Problem to work on:
Extract each line of the data below exactly as written.
START Supplied records
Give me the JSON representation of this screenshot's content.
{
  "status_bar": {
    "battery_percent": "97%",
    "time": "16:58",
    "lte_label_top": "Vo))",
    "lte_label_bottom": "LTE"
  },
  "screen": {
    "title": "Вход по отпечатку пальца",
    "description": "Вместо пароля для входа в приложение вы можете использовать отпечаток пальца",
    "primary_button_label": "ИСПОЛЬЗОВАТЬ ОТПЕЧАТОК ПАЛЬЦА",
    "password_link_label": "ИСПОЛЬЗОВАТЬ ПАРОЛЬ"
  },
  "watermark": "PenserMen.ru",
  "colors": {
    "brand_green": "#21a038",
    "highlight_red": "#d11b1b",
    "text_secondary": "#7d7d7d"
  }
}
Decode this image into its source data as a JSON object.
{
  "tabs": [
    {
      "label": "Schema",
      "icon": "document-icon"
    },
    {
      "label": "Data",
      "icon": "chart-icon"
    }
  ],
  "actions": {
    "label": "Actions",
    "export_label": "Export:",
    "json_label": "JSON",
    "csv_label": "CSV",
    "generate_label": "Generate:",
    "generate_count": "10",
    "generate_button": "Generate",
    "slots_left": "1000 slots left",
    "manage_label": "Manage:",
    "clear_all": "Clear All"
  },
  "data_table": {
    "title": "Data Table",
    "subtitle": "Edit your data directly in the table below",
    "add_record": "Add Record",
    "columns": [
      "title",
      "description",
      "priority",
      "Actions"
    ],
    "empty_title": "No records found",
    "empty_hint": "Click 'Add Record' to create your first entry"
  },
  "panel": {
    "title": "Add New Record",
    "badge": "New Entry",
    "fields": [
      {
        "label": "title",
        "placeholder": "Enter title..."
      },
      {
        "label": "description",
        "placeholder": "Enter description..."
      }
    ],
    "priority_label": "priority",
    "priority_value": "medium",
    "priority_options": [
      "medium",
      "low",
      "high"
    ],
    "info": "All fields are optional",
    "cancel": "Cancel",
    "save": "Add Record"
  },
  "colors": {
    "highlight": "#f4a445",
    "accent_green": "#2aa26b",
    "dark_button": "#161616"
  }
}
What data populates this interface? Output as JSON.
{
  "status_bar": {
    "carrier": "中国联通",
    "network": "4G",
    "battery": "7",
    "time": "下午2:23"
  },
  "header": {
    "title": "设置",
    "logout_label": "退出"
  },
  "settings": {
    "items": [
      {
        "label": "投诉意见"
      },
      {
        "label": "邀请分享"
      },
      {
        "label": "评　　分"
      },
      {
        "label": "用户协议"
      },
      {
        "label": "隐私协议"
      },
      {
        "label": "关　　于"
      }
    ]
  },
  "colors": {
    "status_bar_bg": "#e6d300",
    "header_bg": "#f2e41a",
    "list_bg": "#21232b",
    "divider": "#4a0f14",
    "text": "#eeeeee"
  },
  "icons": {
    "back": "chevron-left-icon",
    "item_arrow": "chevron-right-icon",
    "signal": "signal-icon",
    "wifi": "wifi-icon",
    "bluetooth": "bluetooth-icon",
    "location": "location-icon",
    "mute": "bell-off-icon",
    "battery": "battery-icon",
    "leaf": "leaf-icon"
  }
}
END Supplied records
Task response:
Give me the JSON representation of this screenshot's content.
{
  "status_bar": {
    "battery_percent": "97%",
    "time": "16:58",
    "lte_label_top": "Vo))",
    "lte_label_bottom": "LTE"
  },
  "screen": {
    "title": "Вход по отпечатку пальца",
    "description": "Вместо пароля для входа в приложение вы можете использовать отпечаток пальца",
    "primary_button_label": "ИСПОЛЬЗОВАТЬ ОТПЕЧАТОК ПАЛЬЦА",
    "password_link_label": "ИСПОЛЬЗОВАТЬ ПАРОЛЬ"
  },
  "watermark": "PenserMen.ru",
  "colors": {
    "brand_green": "#21a038",
    "highlight_red": "#d11b1b",
    "text_secondary": "#7d7d7d"
  }
}
Decode this image into its source data as a JSON object.
{
  "tabs": [
    {
      "label": "Schema",
      "icon": "document-icon"
    },
    {
      "label": "Data",
      "icon": "chart-icon"
    }
  ],
  "actions": {
    "label": "Actions",
    "export_label": "Export:",
    "json_label": "JSON",
    "csv_label": "CSV",
    "generate_label": "Generate:",
    "generate_count": "10",
    "generate_button": "Generate",
    "slots_left": "1000 slots left",
    "manage_label": "Manage:",
    "clear_all": "Clear All"
  },
  "data_table": {
    "title": "Data Table",
    "subtitle": "Edit your data directly in the table below",
    "add_record": "Add Record",
    "columns": [
      "title",
      "description",
      "priority",
      "Actions"
    ],
    "empty_title": "No records found",
    "empty_hint": "Click 'Add Record' to create your first entry"
  },
  "panel": {
    "title": "Add New Record",
    "badge": "New Entry",
    "fields": [
      {
        "label": "title",
        "placeholder": "Enter title..."
      },
      {
        "label": "description",
        "placeholder": "Enter description..."
      }
    ],
    "priority_label": "priority",
    "priority_value": "medium",
    "priority_options": [
      "medium",
      "low",
      "high"
    ],
    "info": "All fields are optional",
    "cancel": "Cancel",
    "save": "Add Record"
  },
  "colors": {
    "highlight": "#f4a445",
    "accent_green": "#2aa26b",
    "dark_button": "#161616"
  }
}
What data populates this interface? Output as JSON.
{
  "status_bar": {
    "carrier": "中国联通",
    "network": "4G",
    "battery": "7",
    "time": "下午2:23"
  },
  "header": {
    "title": "设置",
    "logout_label": "退出"
  },
  "settings": {
    "items": [
      {
        "label": "投诉意见"
      },
      {
        "label": "邀请分享"
      },
      {
        "label": "评　　分"
      },
      {
        "label": "用户协议"
      },
      {
        "label": "隐私协议"
      },
      {
        "label": "关　　于"
      }
    ]
  },
  "colors": {
    "status_bar_bg": "#e6d300",
    "header_bg": "#f2e41a",
    "list_bg": "#21232b",
    "divider": "#4a0f14",
    "text": "#eeeeee"
  },
  "icons": {
    "back": "chevron-left-icon",
    "item_arrow": "chevron-right-icon",
    "signal": "signal-icon",
    "wifi": "wifi-icon",
    "bluetooth": "bluetooth-icon",
    "location": "location-icon",
    "mute": "bell-off-icon",
    "battery": "battery-icon",
    "leaf": "leaf-icon"
  }
}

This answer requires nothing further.